> _EXERCISE DETAILS_
Write the entries below out again exactly; any picture in them stays out.

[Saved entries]
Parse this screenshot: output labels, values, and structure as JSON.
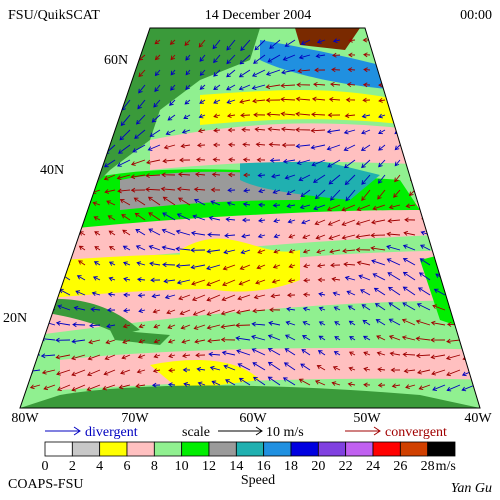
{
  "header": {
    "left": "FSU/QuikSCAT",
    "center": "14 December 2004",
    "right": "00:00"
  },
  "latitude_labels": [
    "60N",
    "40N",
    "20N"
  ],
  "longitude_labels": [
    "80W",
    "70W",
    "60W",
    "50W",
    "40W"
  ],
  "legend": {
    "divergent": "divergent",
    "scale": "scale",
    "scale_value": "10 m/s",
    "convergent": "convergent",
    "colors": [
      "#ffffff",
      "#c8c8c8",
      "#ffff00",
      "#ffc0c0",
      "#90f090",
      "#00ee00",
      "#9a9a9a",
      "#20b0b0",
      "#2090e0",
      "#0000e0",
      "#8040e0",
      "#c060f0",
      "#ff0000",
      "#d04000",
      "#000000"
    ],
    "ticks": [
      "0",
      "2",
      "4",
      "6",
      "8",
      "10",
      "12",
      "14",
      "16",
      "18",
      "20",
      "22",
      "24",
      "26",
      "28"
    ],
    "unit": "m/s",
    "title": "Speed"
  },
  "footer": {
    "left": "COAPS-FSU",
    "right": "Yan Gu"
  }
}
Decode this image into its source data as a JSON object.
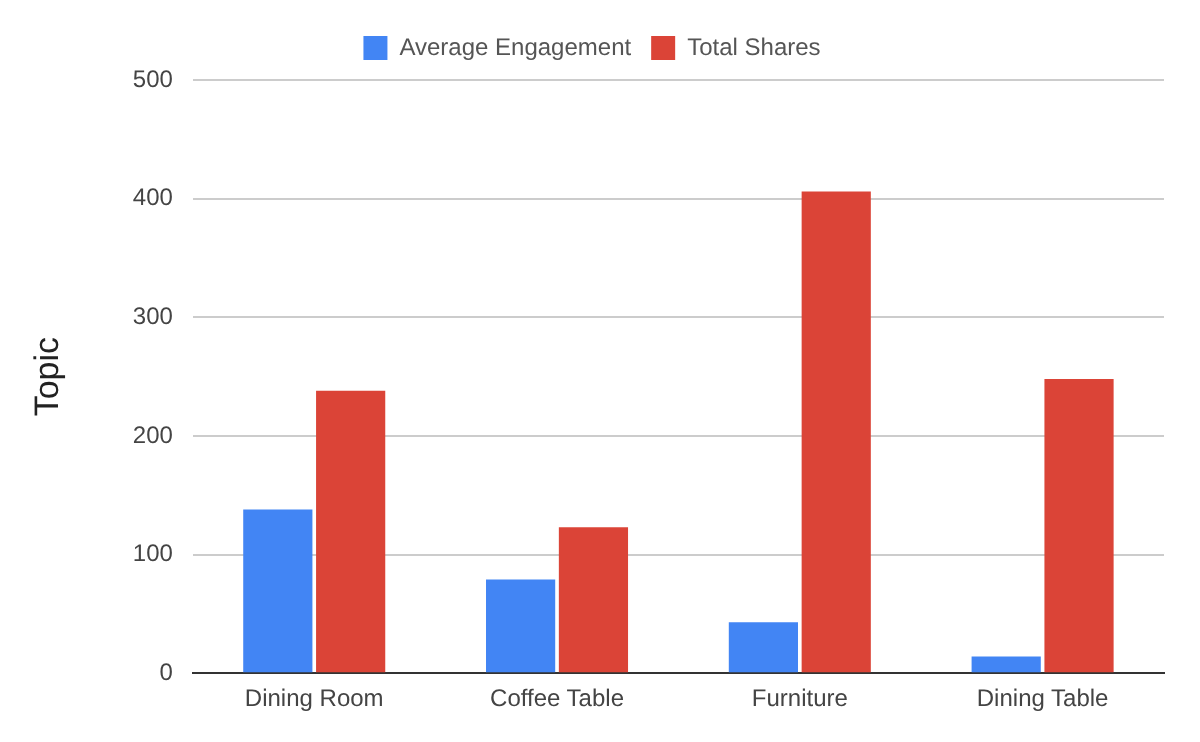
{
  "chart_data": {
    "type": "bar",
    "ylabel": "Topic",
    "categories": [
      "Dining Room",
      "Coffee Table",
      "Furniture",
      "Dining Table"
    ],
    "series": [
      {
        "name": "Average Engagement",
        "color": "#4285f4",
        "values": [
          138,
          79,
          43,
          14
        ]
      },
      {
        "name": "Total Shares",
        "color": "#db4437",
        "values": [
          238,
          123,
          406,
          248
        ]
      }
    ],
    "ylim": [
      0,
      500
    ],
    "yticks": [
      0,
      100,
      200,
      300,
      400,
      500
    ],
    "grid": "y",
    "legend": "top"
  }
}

> _EXERCISE RESPONSE_
Parse this screenshot: output labels, values, and structure as JSON.
{
  "header": {
    "left": "FSU/QuikSCAT",
    "center": "14 December 2004",
    "right": "00:00"
  },
  "latitude_labels": [
    "60N",
    "40N",
    "20N"
  ],
  "longitude_labels": [
    "80W",
    "70W",
    "60W",
    "50W",
    "40W"
  ],
  "legend": {
    "divergent": "divergent",
    "scale": "scale",
    "scale_value": "10 m/s",
    "convergent": "convergent",
    "colors": [
      "#ffffff",
      "#c8c8c8",
      "#ffff00",
      "#ffc0c0",
      "#90f090",
      "#00ee00",
      "#9a9a9a",
      "#20b0b0",
      "#2090e0",
      "#0000e0",
      "#8040e0",
      "#c060f0",
      "#ff0000",
      "#d04000",
      "#000000"
    ],
    "ticks": [
      "0",
      "2",
      "4",
      "6",
      "8",
      "10",
      "12",
      "14",
      "16",
      "18",
      "20",
      "22",
      "24",
      "26",
      "28"
    ],
    "unit": "m/s",
    "title": "Speed"
  },
  "footer": {
    "left": "COAPS-FSU",
    "right": "Yan Gu"
  }
}
Decode this image into its source data as a JSON object.
{
  "chart_data": {
    "type": "bar",
    "ylabel": "Topic",
    "categories": [
      "Dining Room",
      "Coffee Table",
      "Furniture",
      "Dining Table"
    ],
    "series": [
      {
        "name": "Average Engagement",
        "color": "#4285f4",
        "values": [
          138,
          79,
          43,
          14
        ]
      },
      {
        "name": "Total Shares",
        "color": "#db4437",
        "values": [
          238,
          123,
          406,
          248
        ]
      }
    ],
    "ylim": [
      0,
      500
    ],
    "yticks": [
      0,
      100,
      200,
      300,
      400,
      500
    ],
    "grid": "y",
    "legend": "top"
  }
}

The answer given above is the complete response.